(Data entries)
-- -- --

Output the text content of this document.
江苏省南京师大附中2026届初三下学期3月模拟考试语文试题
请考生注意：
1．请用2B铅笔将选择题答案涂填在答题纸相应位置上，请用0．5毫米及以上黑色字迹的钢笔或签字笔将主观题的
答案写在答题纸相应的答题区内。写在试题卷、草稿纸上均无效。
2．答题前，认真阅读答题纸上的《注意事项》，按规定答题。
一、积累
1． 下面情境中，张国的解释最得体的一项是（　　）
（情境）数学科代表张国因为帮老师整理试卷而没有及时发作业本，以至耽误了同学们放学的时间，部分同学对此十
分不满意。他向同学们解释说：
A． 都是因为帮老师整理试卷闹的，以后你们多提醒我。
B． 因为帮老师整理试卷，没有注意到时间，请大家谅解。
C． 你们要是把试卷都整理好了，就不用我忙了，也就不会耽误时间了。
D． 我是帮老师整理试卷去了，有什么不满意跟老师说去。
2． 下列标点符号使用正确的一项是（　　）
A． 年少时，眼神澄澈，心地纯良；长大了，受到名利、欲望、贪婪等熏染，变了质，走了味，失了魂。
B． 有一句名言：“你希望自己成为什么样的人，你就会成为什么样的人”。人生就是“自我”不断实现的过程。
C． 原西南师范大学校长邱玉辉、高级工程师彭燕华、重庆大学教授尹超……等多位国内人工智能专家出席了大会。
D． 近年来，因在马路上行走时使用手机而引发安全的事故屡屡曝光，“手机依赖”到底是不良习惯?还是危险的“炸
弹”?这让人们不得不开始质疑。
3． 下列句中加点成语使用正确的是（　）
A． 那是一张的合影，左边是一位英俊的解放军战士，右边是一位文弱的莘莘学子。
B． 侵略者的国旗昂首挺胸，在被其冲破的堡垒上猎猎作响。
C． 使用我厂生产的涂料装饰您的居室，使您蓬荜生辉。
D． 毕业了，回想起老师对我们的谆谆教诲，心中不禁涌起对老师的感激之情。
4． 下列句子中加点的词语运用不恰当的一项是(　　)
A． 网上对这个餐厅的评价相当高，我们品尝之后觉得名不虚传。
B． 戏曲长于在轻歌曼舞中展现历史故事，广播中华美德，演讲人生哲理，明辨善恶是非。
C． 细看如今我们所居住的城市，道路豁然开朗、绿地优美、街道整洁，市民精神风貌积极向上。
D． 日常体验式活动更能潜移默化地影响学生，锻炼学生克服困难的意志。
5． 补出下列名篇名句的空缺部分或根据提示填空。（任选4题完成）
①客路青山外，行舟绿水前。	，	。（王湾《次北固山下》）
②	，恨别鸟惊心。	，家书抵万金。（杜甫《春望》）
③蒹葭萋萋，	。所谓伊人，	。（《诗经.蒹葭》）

-- -- --

**PROBLEM STATEMENT**
Take the listing above and write it out again exactly.

**EXERCISE OUTPUT**
Output the text content of this document.
江苏省南京师大附中2026届初三下学期3月模拟考试语文试题
请考生注意：
1．请用2B铅笔将选择题答案涂填在答题纸相应位置上，请用0．5毫米及以上黑色字迹的钢笔或签字笔将主观题的
答案写在答题纸相应的答题区内。写在试题卷、草稿纸上均无效。
2．答题前，认真阅读答题纸上的《注意事项》，按规定答题。
一、积累
1． 下面情境中，张国的解释最得体的一项是（　　）
（情境）数学科代表张国因为帮老师整理试卷而没有及时发作业本，以至耽误了同学们放学的时间，部分同学对此十
分不满意。他向同学们解释说：
A． 都是因为帮老师整理试卷闹的，以后你们多提醒我。
B． 因为帮老师整理试卷，没有注意到时间，请大家谅解。
C． 你们要是把试卷都整理好了，就不用我忙了，也就不会耽误时间了。
D． 我是帮老师整理试卷去了，有什么不满意跟老师说去。
2． 下列标点符号使用正确的一项是（　　）
A． 年少时，眼神澄澈，心地纯良；长大了，受到名利、欲望、贪婪等熏染，变了质，走了味，失了魂。
B． 有一句名言：“你希望自己成为什么样的人，你就会成为什么样的人”。人生就是“自我”不断实现的过程。
C． 原西南师范大学校长邱玉辉、高级工程师彭燕华、重庆大学教授尹超……等多位国内人工智能专家出席了大会。
D． 近年来，因在马路上行走时使用手机而引发安全的事故屡屡曝光，“手机依赖”到底是不良习惯?还是危险的“炸
弹”?这让人们不得不开始质疑。
3． 下列句中加点成语使用正确的是（　）
A． 那是一张的合影，左边是一位英俊的解放军战士，右边是一位文弱的莘莘学子。
B． 侵略者的国旗昂首挺胸，在被其冲破的堡垒上猎猎作响。
C． 使用我厂生产的涂料装饰您的居室，使您蓬荜生辉。
D． 毕业了，回想起老师对我们的谆谆教诲，心中不禁涌起对老师的感激之情。
4． 下列句子中加点的词语运用不恰当的一项是(　　)
A． 网上对这个餐厅的评价相当高，我们品尝之后觉得名不虚传。
B． 戏曲长于在轻歌曼舞中展现历史故事，广播中华美德，演讲人生哲理，明辨善恶是非。
C． 细看如今我们所居住的城市，道路豁然开朗、绿地优美、街道整洁，市民精神风貌积极向上。
D． 日常体验式活动更能潜移默化地影响学生，锻炼学生克服困难的意志。
5． 补出下列名篇名句的空缺部分或根据提示填空。（任选4题完成）
①客路青山外，行舟绿水前。	，	。（王湾《次北固山下》）
②	，恨别鸟惊心。	，家书抵万金。（杜甫《春望》）
③蒹葭萋萋，	。所谓伊人，	。（《诗经.蒹葭》）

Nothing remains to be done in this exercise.